___ Supplied records

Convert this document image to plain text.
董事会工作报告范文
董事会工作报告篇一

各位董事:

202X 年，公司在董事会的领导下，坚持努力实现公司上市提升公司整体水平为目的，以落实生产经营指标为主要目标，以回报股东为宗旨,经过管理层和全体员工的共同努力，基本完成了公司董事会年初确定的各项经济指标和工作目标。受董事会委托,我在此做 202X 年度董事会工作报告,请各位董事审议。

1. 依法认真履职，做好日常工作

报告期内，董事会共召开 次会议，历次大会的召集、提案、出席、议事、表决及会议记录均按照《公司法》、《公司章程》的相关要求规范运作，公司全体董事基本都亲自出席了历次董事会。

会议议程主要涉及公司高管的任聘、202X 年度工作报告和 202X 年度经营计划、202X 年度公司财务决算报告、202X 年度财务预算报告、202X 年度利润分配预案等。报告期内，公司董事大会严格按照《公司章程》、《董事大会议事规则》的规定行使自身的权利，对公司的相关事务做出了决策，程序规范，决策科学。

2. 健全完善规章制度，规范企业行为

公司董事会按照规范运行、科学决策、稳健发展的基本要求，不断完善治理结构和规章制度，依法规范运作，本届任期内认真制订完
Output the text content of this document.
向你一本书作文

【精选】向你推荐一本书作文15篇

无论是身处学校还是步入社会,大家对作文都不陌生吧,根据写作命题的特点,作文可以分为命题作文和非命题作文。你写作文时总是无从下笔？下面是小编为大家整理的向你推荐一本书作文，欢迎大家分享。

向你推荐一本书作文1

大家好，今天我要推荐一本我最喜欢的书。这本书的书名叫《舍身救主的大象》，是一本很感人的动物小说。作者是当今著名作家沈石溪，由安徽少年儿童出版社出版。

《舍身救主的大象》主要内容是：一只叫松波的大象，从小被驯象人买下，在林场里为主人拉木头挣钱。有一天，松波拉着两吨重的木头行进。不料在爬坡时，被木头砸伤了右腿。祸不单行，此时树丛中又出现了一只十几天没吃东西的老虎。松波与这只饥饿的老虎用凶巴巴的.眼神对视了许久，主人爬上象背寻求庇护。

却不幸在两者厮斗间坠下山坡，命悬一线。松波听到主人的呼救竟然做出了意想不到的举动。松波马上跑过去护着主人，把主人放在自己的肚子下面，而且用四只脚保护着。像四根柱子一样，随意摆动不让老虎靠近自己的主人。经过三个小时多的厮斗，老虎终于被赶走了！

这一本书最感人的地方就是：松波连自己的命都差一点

______

# What the task asks:
Begin with the line that contains "Output the text content of this document." and quote each line after it exactly, stopping after the last line of the data.

# Exercise response:
Output the text content of this document.
向你一本书作文

【精选】向你推荐一本书作文15篇

无论是身处学校还是步入社会,大家对作文都不陌生吧,根据写作命题的特点,作文可以分为命题作文和非命题作文。你写作文时总是无从下笔？下面是小编为大家整理的向你推荐一本书作文，欢迎大家分享。

向你推荐一本书作文1

大家好，今天我要推荐一本我最喜欢的书。这本书的书名叫《舍身救主的大象》，是一本很感人的动物小说。作者是当今著名作家沈石溪，由安徽少年儿童出版社出版。

《舍身救主的大象》主要内容是：一只叫松波的大象，从小被驯象人买下，在林场里为主人拉木头挣钱。有一天，松波拉着两吨重的木头行进。不料在爬坡时，被木头砸伤了右腿。祸不单行，此时树丛中又出现了一只十几天没吃东西的老虎。松波与这只饥饿的老虎用凶巴巴的.眼神对视了许久，主人爬上象背寻求庇护。

却不幸在两者厮斗间坠下山坡，命悬一线。松波听到主人的呼救竟然做出了意想不到的举动。松波马上跑过去护着主人，把主人放在自己的肚子下面，而且用四只脚保护着。像四根柱子一样，随意摆动不让老虎靠近自己的主人。经过三个小时多的厮斗，老虎终于被赶走了！

这一本书最感人的地方就是：松波连自己的命都差一点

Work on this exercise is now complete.